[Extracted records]
— BEGIN —
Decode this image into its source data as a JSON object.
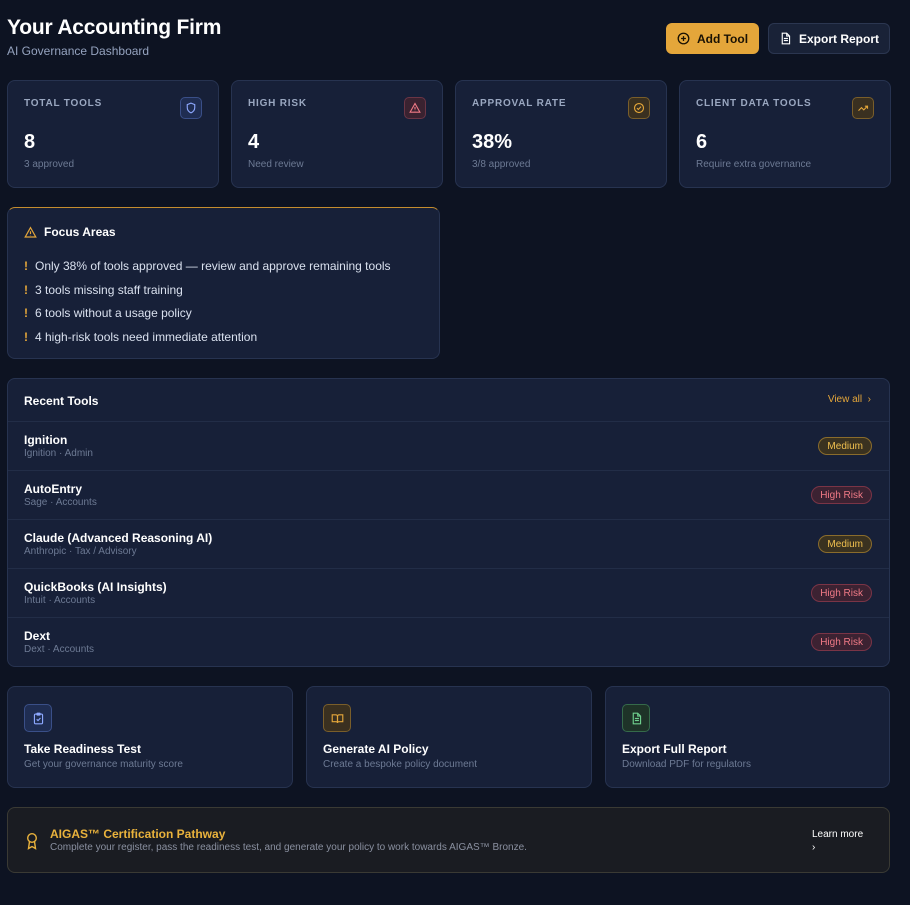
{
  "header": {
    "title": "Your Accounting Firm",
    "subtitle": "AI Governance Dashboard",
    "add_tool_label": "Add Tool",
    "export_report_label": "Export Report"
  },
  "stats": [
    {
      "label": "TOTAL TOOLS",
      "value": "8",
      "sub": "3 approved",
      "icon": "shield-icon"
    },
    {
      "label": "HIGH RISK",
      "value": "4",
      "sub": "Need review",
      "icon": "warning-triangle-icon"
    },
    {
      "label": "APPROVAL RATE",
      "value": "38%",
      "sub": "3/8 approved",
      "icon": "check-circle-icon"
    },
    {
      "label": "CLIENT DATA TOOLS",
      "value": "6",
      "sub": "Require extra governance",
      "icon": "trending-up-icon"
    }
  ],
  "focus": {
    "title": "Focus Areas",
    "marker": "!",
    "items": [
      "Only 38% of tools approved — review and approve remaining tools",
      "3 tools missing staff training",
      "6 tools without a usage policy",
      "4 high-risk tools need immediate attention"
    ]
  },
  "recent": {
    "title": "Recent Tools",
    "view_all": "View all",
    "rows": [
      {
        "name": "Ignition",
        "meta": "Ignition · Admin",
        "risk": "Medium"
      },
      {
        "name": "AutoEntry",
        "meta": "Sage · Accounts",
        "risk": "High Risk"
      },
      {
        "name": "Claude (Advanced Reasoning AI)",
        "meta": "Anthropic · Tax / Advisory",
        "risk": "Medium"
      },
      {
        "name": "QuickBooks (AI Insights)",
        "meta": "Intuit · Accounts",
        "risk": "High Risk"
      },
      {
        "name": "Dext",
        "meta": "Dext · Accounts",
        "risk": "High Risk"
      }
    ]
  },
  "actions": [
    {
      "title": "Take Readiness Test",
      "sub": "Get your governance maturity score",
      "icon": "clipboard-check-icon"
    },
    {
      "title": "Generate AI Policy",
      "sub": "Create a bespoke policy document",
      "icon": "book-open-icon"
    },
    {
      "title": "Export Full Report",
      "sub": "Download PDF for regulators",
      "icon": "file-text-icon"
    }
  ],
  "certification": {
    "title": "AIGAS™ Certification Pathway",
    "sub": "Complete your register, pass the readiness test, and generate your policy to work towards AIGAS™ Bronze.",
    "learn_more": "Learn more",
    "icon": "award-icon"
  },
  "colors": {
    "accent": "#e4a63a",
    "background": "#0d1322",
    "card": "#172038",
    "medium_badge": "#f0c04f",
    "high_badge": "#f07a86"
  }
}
— END —
Leaving all pictures aside, quote each record exactly.

Decode this image into its source data as a JSON object.
{
  "header": {
    "title": "Your Accounting Firm",
    "subtitle": "AI Governance Dashboard",
    "add_tool_label": "Add Tool",
    "export_report_label": "Export Report"
  },
  "stats": [
    {
      "label": "TOTAL TOOLS",
      "value": "8",
      "sub": "3 approved",
      "icon": "shield-icon"
    },
    {
      "label": "HIGH RISK",
      "value": "4",
      "sub": "Need review",
      "icon": "warning-triangle-icon"
    },
    {
      "label": "APPROVAL RATE",
      "value": "38%",
      "sub": "3/8 approved",
      "icon": "check-circle-icon"
    },
    {
      "label": "CLIENT DATA TOOLS",
      "value": "6",
      "sub": "Require extra governance",
      "icon": "trending-up-icon"
    }
  ],
  "focus": {
    "title": "Focus Areas",
    "marker": "!",
    "items": [
      "Only 38% of tools approved — review and approve remaining tools",
      "3 tools missing staff training",
      "6 tools without a usage policy",
      "4 high-risk tools need immediate attention"
    ]
  },
  "recent": {
    "title": "Recent Tools",
    "view_all": "View all",
    "rows": [
      {
        "name": "Ignition",
        "meta": "Ignition · Admin",
        "risk": "Medium"
      },
      {
        "name": "AutoEntry",
        "meta": "Sage · Accounts",
        "risk": "High Risk"
      },
      {
        "name": "Claude (Advanced Reasoning AI)",
        "meta": "Anthropic · Tax / Advisory",
        "risk": "Medium"
      },
      {
        "name": "QuickBooks (AI Insights)",
        "meta": "Intuit · Accounts",
        "risk": "High Risk"
      },
      {
        "name": "Dext",
        "meta": "Dext · Accounts",
        "risk": "High Risk"
      }
    ]
  },
  "actions": [
    {
      "title": "Take Readiness Test",
      "sub": "Get your governance maturity score",
      "icon": "clipboard-check-icon"
    },
    {
      "title": "Generate AI Policy",
      "sub": "Create a bespoke policy document",
      "icon": "book-open-icon"
    },
    {
      "title": "Export Full Report",
      "sub": "Download PDF for regulators",
      "icon": "file-text-icon"
    }
  ],
  "certification": {
    "title": "AIGAS™ Certification Pathway",
    "sub": "Complete your register, pass the readiness test, and generate your policy to work towards AIGAS™ Bronze.",
    "learn_more": "Learn more",
    "icon": "award-icon"
  },
  "colors": {
    "accent": "#e4a63a",
    "background": "#0d1322",
    "card": "#172038",
    "medium_badge": "#f0c04f",
    "high_badge": "#f07a86"
  }
}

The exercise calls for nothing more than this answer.